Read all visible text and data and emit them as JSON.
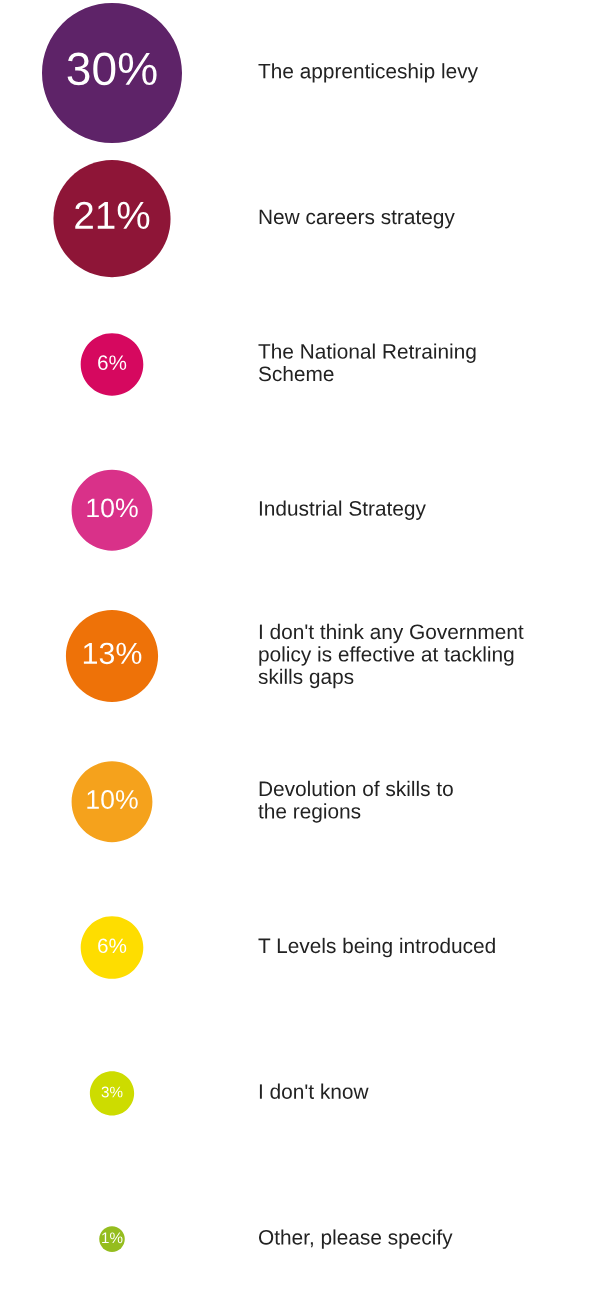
{
  "chart_data": {
    "type": "other",
    "categories": [
      "The apprenticeship levy",
      "New careers strategy",
      "The National Retraining\nScheme",
      "Industrial Strategy",
      "I don't think any Government\npolicy is effective at tackling\nskills gaps",
      "Devolution of skills to\nthe regions",
      "T Levels being introduced",
      "I don't know",
      "Other, please specify"
    ],
    "values": [
      30,
      21,
      6,
      10,
      13,
      10,
      6,
      3,
      1
    ],
    "value_labels": [
      "30%",
      "21%",
      "6%",
      "10%",
      "13%",
      "10%",
      "6%",
      "3%",
      "1%"
    ],
    "colors": [
      "#5e2368",
      "#8e1537",
      "#d6085f",
      "#d93189",
      "#ee7208",
      "#f5a21c",
      "#fedd00",
      "#cddc00",
      "#95bd1f"
    ]
  }
}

> [Required task]:
Will you restate every entry word for word and omit the images?

> [Task result]:
Read all visible text and data and emit them as JSON.
{
  "chart_data": {
    "type": "other",
    "categories": [
      "The apprenticeship levy",
      "New careers strategy",
      "The National Retraining\nScheme",
      "Industrial Strategy",
      "I don't think any Government\npolicy is effective at tackling\nskills gaps",
      "Devolution of skills to\nthe regions",
      "T Levels being introduced",
      "I don't know",
      "Other, please specify"
    ],
    "values": [
      30,
      21,
      6,
      10,
      13,
      10,
      6,
      3,
      1
    ],
    "value_labels": [
      "30%",
      "21%",
      "6%",
      "10%",
      "13%",
      "10%",
      "6%",
      "3%",
      "1%"
    ],
    "colors": [
      "#5e2368",
      "#8e1537",
      "#d6085f",
      "#d93189",
      "#ee7208",
      "#f5a21c",
      "#fedd00",
      "#cddc00",
      "#95bd1f"
    ]
  }
}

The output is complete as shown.